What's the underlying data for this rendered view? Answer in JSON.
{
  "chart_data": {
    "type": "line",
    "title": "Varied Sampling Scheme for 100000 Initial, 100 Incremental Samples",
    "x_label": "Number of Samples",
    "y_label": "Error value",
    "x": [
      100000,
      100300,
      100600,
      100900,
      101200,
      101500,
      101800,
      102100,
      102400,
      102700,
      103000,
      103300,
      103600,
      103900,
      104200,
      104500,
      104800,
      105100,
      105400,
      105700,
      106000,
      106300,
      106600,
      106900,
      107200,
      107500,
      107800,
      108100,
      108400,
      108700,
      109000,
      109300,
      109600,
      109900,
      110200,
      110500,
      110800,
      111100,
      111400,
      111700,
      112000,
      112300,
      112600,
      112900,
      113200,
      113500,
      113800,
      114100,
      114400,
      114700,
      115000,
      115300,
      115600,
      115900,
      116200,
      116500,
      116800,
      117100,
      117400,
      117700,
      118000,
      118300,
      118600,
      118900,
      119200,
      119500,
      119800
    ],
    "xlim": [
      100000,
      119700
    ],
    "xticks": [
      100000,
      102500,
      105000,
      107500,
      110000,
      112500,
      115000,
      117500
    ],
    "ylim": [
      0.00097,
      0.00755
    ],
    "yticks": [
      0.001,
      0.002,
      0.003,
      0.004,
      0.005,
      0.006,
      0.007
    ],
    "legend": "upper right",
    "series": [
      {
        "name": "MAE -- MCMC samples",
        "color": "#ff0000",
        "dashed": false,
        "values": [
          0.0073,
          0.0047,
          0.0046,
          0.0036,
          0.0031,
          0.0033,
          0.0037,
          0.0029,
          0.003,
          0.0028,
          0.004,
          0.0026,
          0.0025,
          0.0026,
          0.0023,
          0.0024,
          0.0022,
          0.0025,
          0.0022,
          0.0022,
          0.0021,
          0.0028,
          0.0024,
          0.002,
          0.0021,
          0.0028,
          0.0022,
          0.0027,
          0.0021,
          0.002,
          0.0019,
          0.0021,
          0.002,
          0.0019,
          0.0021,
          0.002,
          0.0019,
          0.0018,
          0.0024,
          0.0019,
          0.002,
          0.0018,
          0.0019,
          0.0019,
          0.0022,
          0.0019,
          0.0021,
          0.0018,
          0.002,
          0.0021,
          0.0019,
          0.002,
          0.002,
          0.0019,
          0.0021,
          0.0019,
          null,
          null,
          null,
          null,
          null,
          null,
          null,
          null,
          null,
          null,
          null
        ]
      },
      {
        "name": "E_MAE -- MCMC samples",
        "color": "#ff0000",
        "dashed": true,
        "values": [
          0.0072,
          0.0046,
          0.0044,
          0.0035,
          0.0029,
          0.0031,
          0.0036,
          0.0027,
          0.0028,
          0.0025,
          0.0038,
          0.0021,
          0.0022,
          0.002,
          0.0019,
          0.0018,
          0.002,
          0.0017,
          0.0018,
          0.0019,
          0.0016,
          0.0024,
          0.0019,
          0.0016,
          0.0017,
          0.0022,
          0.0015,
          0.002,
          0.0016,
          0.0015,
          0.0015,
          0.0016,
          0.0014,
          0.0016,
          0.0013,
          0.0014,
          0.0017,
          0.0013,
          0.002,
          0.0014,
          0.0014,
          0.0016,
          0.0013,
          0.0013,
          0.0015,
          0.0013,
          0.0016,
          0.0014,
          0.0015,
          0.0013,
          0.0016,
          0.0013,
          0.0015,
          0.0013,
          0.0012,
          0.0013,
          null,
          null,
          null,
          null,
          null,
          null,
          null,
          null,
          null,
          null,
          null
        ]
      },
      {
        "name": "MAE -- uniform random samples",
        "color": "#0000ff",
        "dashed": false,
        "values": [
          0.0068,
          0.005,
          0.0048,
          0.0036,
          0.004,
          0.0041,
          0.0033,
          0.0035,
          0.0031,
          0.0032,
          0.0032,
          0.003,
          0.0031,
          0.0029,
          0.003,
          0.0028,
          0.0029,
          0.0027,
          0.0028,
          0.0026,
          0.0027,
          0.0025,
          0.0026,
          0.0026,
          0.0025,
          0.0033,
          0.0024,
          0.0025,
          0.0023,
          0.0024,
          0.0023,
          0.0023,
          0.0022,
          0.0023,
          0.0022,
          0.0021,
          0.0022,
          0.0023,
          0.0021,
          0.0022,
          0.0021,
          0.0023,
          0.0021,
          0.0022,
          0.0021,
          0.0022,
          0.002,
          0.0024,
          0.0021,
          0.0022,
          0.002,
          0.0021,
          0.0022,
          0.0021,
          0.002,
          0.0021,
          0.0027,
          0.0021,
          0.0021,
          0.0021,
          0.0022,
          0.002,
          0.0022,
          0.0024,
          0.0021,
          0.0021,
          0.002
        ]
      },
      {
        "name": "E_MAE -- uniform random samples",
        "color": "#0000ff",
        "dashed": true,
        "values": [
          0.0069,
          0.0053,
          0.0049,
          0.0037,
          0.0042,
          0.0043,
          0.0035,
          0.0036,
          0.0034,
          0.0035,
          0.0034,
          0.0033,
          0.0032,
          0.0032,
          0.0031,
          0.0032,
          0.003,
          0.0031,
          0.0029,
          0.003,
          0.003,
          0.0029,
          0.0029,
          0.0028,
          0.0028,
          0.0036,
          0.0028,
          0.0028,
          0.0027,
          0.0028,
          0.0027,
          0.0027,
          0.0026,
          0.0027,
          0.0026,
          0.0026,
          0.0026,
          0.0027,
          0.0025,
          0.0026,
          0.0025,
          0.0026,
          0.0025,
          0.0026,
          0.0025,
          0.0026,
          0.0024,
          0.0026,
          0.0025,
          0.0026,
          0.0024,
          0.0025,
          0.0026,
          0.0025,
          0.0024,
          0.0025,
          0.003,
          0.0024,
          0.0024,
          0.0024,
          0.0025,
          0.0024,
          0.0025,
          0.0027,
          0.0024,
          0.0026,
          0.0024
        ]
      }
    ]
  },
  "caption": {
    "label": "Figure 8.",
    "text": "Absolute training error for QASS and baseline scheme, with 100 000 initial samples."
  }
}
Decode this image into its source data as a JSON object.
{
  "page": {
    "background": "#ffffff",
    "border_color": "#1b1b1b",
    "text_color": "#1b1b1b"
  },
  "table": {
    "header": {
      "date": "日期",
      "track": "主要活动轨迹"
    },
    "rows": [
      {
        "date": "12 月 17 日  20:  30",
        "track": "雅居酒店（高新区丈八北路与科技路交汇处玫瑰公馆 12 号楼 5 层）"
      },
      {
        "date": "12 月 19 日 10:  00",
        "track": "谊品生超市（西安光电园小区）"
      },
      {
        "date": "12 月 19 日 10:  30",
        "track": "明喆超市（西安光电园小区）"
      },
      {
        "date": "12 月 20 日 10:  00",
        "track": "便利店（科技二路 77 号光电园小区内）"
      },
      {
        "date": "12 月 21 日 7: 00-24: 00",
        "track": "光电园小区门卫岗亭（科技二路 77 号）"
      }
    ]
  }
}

▶ **Goal**: Reproduce the material above, every line of it, exactly.

▶ **Answer to the exercise**:
What's the underlying data for this rendered view? Answer in JSON.
{
  "chart_data": {
    "type": "line",
    "title": "Varied Sampling Scheme for 100000 Initial, 100 Incremental Samples",
    "x_label": "Number of Samples",
    "y_label": "Error value",
    "x": [
      100000,
      100300,
      100600,
      100900,
      101200,
      101500,
      101800,
      102100,
      102400,
      102700,
      103000,
      103300,
      103600,
      103900,
      104200,
      104500,
      104800,
      105100,
      105400,
      105700,
      106000,
      106300,
      106600,
      106900,
      107200,
      107500,
      107800,
      108100,
      108400,
      108700,
      109000,
      109300,
      109600,
      109900,
      110200,
      110500,
      110800,
      111100,
      111400,
      111700,
      112000,
      112300,
      112600,
      112900,
      113200,
      113500,
      113800,
      114100,
      114400,
      114700,
      115000,
      115300,
      115600,
      115900,
      116200,
      116500,
      116800,
      117100,
      117400,
      117700,
      118000,
      118300,
      118600,
      118900,
      119200,
      119500,
      119800
    ],
    "xlim": [
      100000,
      119700
    ],
    "xticks": [
      100000,
      102500,
      105000,
      107500,
      110000,
      112500,
      115000,
      117500
    ],
    "ylim": [
      0.00097,
      0.00755
    ],
    "yticks": [
      0.001,
      0.002,
      0.003,
      0.004,
      0.005,
      0.006,
      0.007
    ],
    "legend": "upper right",
    "series": [
      {
        "name": "MAE -- MCMC samples",
        "color": "#ff0000",
        "dashed": false,
        "values": [
          0.0073,
          0.0047,
          0.0046,
          0.0036,
          0.0031,
          0.0033,
          0.0037,
          0.0029,
          0.003,
          0.0028,
          0.004,
          0.0026,
          0.0025,
          0.0026,
          0.0023,
          0.0024,
          0.0022,
          0.0025,
          0.0022,
          0.0022,
          0.0021,
          0.0028,
          0.0024,
          0.002,
          0.0021,
          0.0028,
          0.0022,
          0.0027,
          0.0021,
          0.002,
          0.0019,
          0.0021,
          0.002,
          0.0019,
          0.0021,
          0.002,
          0.0019,
          0.0018,
          0.0024,
          0.0019,
          0.002,
          0.0018,
          0.0019,
          0.0019,
          0.0022,
          0.0019,
          0.0021,
          0.0018,
          0.002,
          0.0021,
          0.0019,
          0.002,
          0.002,
          0.0019,
          0.0021,
          0.0019,
          null,
          null,
          null,
          null,
          null,
          null,
          null,
          null,
          null,
          null,
          null
        ]
      },
      {
        "name": "E_MAE -- MCMC samples",
        "color": "#ff0000",
        "dashed": true,
        "values": [
          0.0072,
          0.0046,
          0.0044,
          0.0035,
          0.0029,
          0.0031,
          0.0036,
          0.0027,
          0.0028,
          0.0025,
          0.0038,
          0.0021,
          0.0022,
          0.002,
          0.0019,
          0.0018,
          0.002,
          0.0017,
          0.0018,
          0.0019,
          0.0016,
          0.0024,
          0.0019,
          0.0016,
          0.0017,
          0.0022,
          0.0015,
          0.002,
          0.0016,
          0.0015,
          0.0015,
          0.0016,
          0.0014,
          0.0016,
          0.0013,
          0.0014,
          0.0017,
          0.0013,
          0.002,
          0.0014,
          0.0014,
          0.0016,
          0.0013,
          0.0013,
          0.0015,
          0.0013,
          0.0016,
          0.0014,
          0.0015,
          0.0013,
          0.0016,
          0.0013,
          0.0015,
          0.0013,
          0.0012,
          0.0013,
          null,
          null,
          null,
          null,
          null,
          null,
          null,
          null,
          null,
          null,
          null
        ]
      },
      {
        "name": "MAE -- uniform random samples",
        "color": "#0000ff",
        "dashed": false,
        "values": [
          0.0068,
          0.005,
          0.0048,
          0.0036,
          0.004,
          0.0041,
          0.0033,
          0.0035,
          0.0031,
          0.0032,
          0.0032,
          0.003,
          0.0031,
          0.0029,
          0.003,
          0.0028,
          0.0029,
          0.0027,
          0.0028,
          0.0026,
          0.0027,
          0.0025,
          0.0026,
          0.0026,
          0.0025,
          0.0033,
          0.0024,
          0.0025,
          0.0023,
          0.0024,
          0.0023,
          0.0023,
          0.0022,
          0.0023,
          0.0022,
          0.0021,
          0.0022,
          0.0023,
          0.0021,
          0.0022,
          0.0021,
          0.0023,
          0.0021,
          0.0022,
          0.0021,
          0.0022,
          0.002,
          0.0024,
          0.0021,
          0.0022,
          0.002,
          0.0021,
          0.0022,
          0.0021,
          0.002,
          0.0021,
          0.0027,
          0.0021,
          0.0021,
          0.0021,
          0.0022,
          0.002,
          0.0022,
          0.0024,
          0.0021,
          0.0021,
          0.002
        ]
      },
      {
        "name": "E_MAE -- uniform random samples",
        "color": "#0000ff",
        "dashed": true,
        "values": [
          0.0069,
          0.0053,
          0.0049,
          0.0037,
          0.0042,
          0.0043,
          0.0035,
          0.0036,
          0.0034,
          0.0035,
          0.0034,
          0.0033,
          0.0032,
          0.0032,
          0.0031,
          0.0032,
          0.003,
          0.0031,
          0.0029,
          0.003,
          0.003,
          0.0029,
          0.0029,
          0.0028,
          0.0028,
          0.0036,
          0.0028,
          0.0028,
          0.0027,
          0.0028,
          0.0027,
          0.0027,
          0.0026,
          0.0027,
          0.0026,
          0.0026,
          0.0026,
          0.0027,
          0.0025,
          0.0026,
          0.0025,
          0.0026,
          0.0025,
          0.0026,
          0.0025,
          0.0026,
          0.0024,
          0.0026,
          0.0025,
          0.0026,
          0.0024,
          0.0025,
          0.0026,
          0.0025,
          0.0024,
          0.0025,
          0.003,
          0.0024,
          0.0024,
          0.0024,
          0.0025,
          0.0024,
          0.0025,
          0.0027,
          0.0024,
          0.0026,
          0.0024
        ]
      }
    ]
  },
  "caption": {
    "label": "Figure 8.",
    "text": "Absolute training error for QASS and baseline scheme, with 100 000 initial samples."
  }
}
Decode this image into its source data as a JSON object.
{
  "page": {
    "background": "#ffffff",
    "border_color": "#1b1b1b",
    "text_color": "#1b1b1b"
  },
  "table": {
    "header": {
      "date": "日期",
      "track": "主要活动轨迹"
    },
    "rows": [
      {
        "date": "12 月 17 日  20:  30",
        "track": "雅居酒店（高新区丈八北路与科技路交汇处玫瑰公馆 12 号楼 5 层）"
      },
      {
        "date": "12 月 19 日 10:  00",
        "track": "谊品生超市（西安光电园小区）"
      },
      {
        "date": "12 月 19 日 10:  30",
        "track": "明喆超市（西安光电园小区）"
      },
      {
        "date": "12 月 20 日 10:  00",
        "track": "便利店（科技二路 77 号光电园小区内）"
      },
      {
        "date": "12 月 21 日 7: 00-24: 00",
        "track": "光电园小区门卫岗亭（科技二路 77 号）"
      }
    ]
  }
}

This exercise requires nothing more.